Exercise set:
A. List the events that the climate refugees passage names as natural causes of temporary displacement for the first category of environmental refugees.
B. Copy the climate refugees passage word for word from "In 1985 the" to "(El-Hinnawi, 1985: 4).".
C. According to the climate refugees passage, how many recommendations made up the action plan from the 1972 Stockholm conference?

Provided passage:

====================

The 1970s pledges a suitable choice for beginning the detailed analysis of ‘climate refugees’ genealogy, as it coexisted with the first wave of contemporary mainstream environmentalism (Young, 1991).

During the 1970s for global ecological crisis we observed an expanded consciousness from environmental groups (Beder, 1996).

This emerging environmental perturbation provoked the first United Nations International Conference on the Environment, held in Stockholm in 1972. The conference resulted in an action plan consisting of 109 recommendations, as well as the establishment of the United Nations Environment Programme (UNEP) (Aplin et al, 1995).

The Worldwatch Institute was founded by Lester Brown in 1974 that continues to investigate the interactions between environmental, social and economic issues. With Brown as the Institute’s President and Erick Eckholm as Senior Researcher, UNEP sponsored one of the Worldwatch Institute’s initial projects in 1975. The key argument in these Worldwatch Institute publications was that during the early 1970s the agricultural industry could not support the growth in population nor sustain the subsequent growth in the labour force. These arguments were based around Malthusian concerns that the labour force would not keep apace of population growth, largely due to unequal systems of land tenure and human-induced environmental degradation. The consequence was large-scale migration occurring into urban areas, rainforests, hillsides, rangelands, areas at risk of ‘natural’ disasters. Despite the links made in these publications between environmental degradation and population displacements, only in one case was terminology similar to ‘climate refugees’ actually used:

“As human and livestock populations retreat before the expanding desert, these ecological refugees create even greater pressure on new fringe areas, exacerbate the processes of land degradation, and trigger a self-reinforcing negative cycle of overcrowding and overgrazing in successive areas (Brown et al, 1976: 39).”

In 1985 the United Nations Environment Programme (UNEP) appointed Egyptian Professor Essam El-Hinnawi and published a report on ‘environmental refugees’. Here El-Hinnawi (1985) created three categories of ‘environmental refugees’ according to their triggers. The first category was of those ‘temporarily displaced because of an environmental stress’ by ‘natural’ events such as floods, tropical cyclones, riverbank erosion, drought and earthquakes named ‘climate refugees’ (El-Hinnawi, 1985: 4).

====================

[Box annotation data]
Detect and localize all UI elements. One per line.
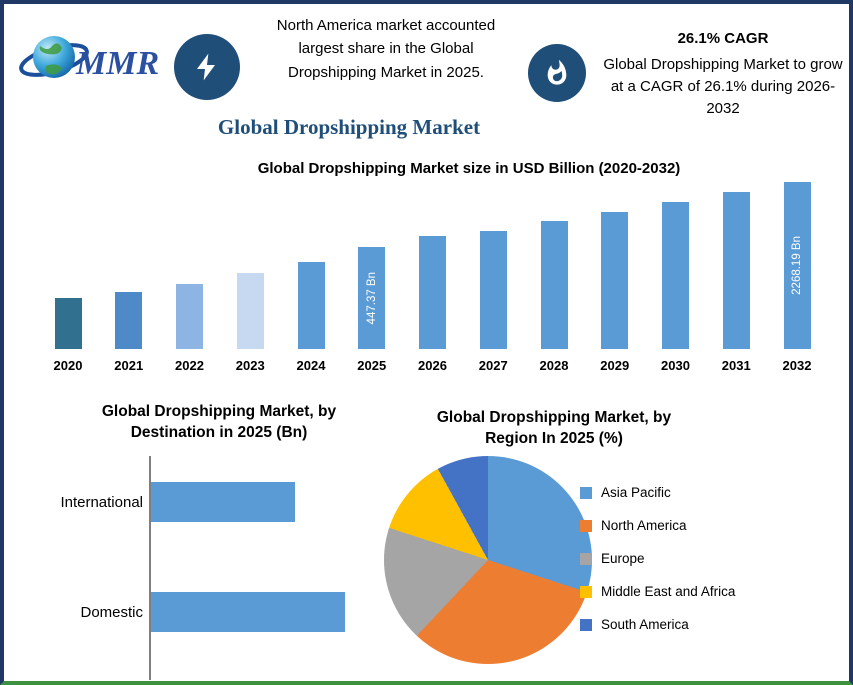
legend-swatch xyxy=(580,585,592,598)
hbar-domestic xyxy=(151,592,345,632)
x-axis-label-2030: 2030 xyxy=(661,358,690,373)
bar-chart: 2020 2021 2022 2023 2024 447.37 Bn 2025 2026 202… xyxy=(38,181,827,373)
bar-2026 xyxy=(419,236,446,349)
x-axis-label-2029: 2029 xyxy=(600,358,630,373)
legend-item-north-america: North America xyxy=(580,515,735,536)
flame-badge xyxy=(528,44,586,102)
legend-item-middle-east-and-africa: Middle East and Africa xyxy=(580,581,735,602)
x-axis-label-2026: 2026 xyxy=(418,358,447,373)
legend-label: North America xyxy=(601,518,687,533)
bar-2023 xyxy=(236,273,264,349)
bar-2028 xyxy=(540,221,568,349)
bar-2025: 447.37 Bn xyxy=(358,247,386,349)
bar-2024 xyxy=(297,262,325,349)
legend-label: Asia Pacific xyxy=(601,485,671,500)
bar-column-2026: 2026 xyxy=(403,181,463,373)
bar-column-2027: 2027 xyxy=(463,181,523,373)
x-axis-label-2024: 2024 xyxy=(296,358,326,373)
legend-swatch xyxy=(580,519,592,532)
legend-label: Europe xyxy=(601,551,645,566)
region-pie-chart xyxy=(384,456,592,664)
globe-continent xyxy=(45,64,62,75)
bar-value-label-2025: 447.37 Bn xyxy=(365,271,378,325)
x-axis-label-2021: 2021 xyxy=(114,358,144,373)
flame-icon xyxy=(547,59,567,85)
x-axis-label-2031: 2031 xyxy=(721,358,751,373)
destination-chart: International Domestic xyxy=(18,456,388,632)
lightning-icon xyxy=(197,53,215,81)
x-axis-label-2032: 2032 xyxy=(782,358,812,373)
bar-column-2025: 447.37 Bn 2025 xyxy=(342,181,402,373)
lightning-badge xyxy=(174,34,240,100)
mmr-logo: MMR xyxy=(18,26,168,93)
destination-row-domestic: Domestic xyxy=(18,592,388,632)
cagr-value: 26.1% CAGR xyxy=(677,30,769,47)
globe-icon xyxy=(33,36,75,78)
bar-column-2030: 2030 xyxy=(646,181,706,373)
bar-column-2029: 2029 xyxy=(585,181,645,373)
category-label-international: International xyxy=(60,493,143,511)
legend-label: Middle East and Africa xyxy=(601,584,736,599)
legend-item-south-america: South America xyxy=(580,614,735,635)
bar-column-2022: 2022 xyxy=(160,181,220,373)
bar-2020 xyxy=(54,298,82,349)
bar-column-2031: 2031 xyxy=(706,181,766,373)
legend-swatch xyxy=(580,618,592,631)
y-axis-line xyxy=(149,456,151,680)
x-axis-label-2022: 2022 xyxy=(175,358,204,373)
legend-item-asia-pacific: Asia Pacific xyxy=(580,482,735,503)
x-axis-label-2027: 2027 xyxy=(478,358,508,373)
category-label-domestic: Domestic xyxy=(80,603,143,621)
bar-value-label-2032: 2268.19 Bn xyxy=(791,236,803,295)
legend-label: South America xyxy=(601,617,689,632)
cagr-block: 26.1% CAGR Global Dropshipping Market to… xyxy=(596,30,849,119)
bar-2029 xyxy=(601,212,629,349)
bar-column-2023: 2023 xyxy=(220,181,280,373)
bar-chart-title: Global Dropshipping Market size in USD B… xyxy=(257,160,681,177)
hbar-international xyxy=(151,482,295,522)
region-chart-title: Global Dropshipping Market, by Region In… xyxy=(436,409,672,447)
bar-column-2020: 2020 xyxy=(38,181,98,373)
legend-swatch xyxy=(580,486,592,499)
bar-2027 xyxy=(479,231,507,349)
logo-text: MMR xyxy=(75,45,159,82)
x-axis-label-2028: 2028 xyxy=(539,358,569,373)
bar-2021 xyxy=(115,292,143,349)
bar-2031 xyxy=(722,192,750,349)
bar-2030 xyxy=(662,202,689,349)
destination-row-international: International xyxy=(18,482,388,522)
globe-continent xyxy=(39,43,62,55)
x-axis-label-2020: 2020 xyxy=(53,358,83,373)
x-axis-label-2023: 2023 xyxy=(235,358,265,373)
bar-2032: 2268.19 Bn xyxy=(783,182,811,349)
legend-swatch xyxy=(580,552,592,565)
legend-item-europe: Europe xyxy=(580,548,735,569)
bar-column-2032: 2268.19 Bn 2032 xyxy=(767,181,827,373)
cagr-text: Global Dropshipping Market to grow at a … xyxy=(603,56,843,117)
bar-column-2028: 2028 xyxy=(524,181,584,373)
bar-column-2021: 2021 xyxy=(99,181,159,373)
header-note: North America market accounted largest s… xyxy=(276,17,496,81)
x-axis-label-2025: 2025 xyxy=(357,358,387,373)
page-title: Global Dropshipping Market xyxy=(217,115,481,139)
pie-legend: Asia Pacific North America Europe Middle Ea… xyxy=(580,482,735,647)
bar-column-2024: 2024 xyxy=(281,181,341,373)
destination-chart-title: Global Dropshipping Market, by Destinati… xyxy=(101,403,337,441)
bar-2022 xyxy=(176,284,203,349)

====================

Results of the exercise:
A. Floods, tropical cyclones, riverbank erosion, drought, earthquakes

B.
In 1985 the United Nations Environment Programme (UNEP) appointed Egyptian Professor Essam El-Hinnawi and published a report on ‘environmental refugees’. Here El-Hinnawi (1985) created three categories of ‘environmental refugees’ according to their triggers. The first category was of those ‘temporarily displaced because of an environmental stress’ by ‘natural’ events such as floods, tropical cyclones, riverbank erosion, drought and earthquakes named ‘climate refugees’ (El-Hinnawi, 1985: 4).

C. 109 recommendations.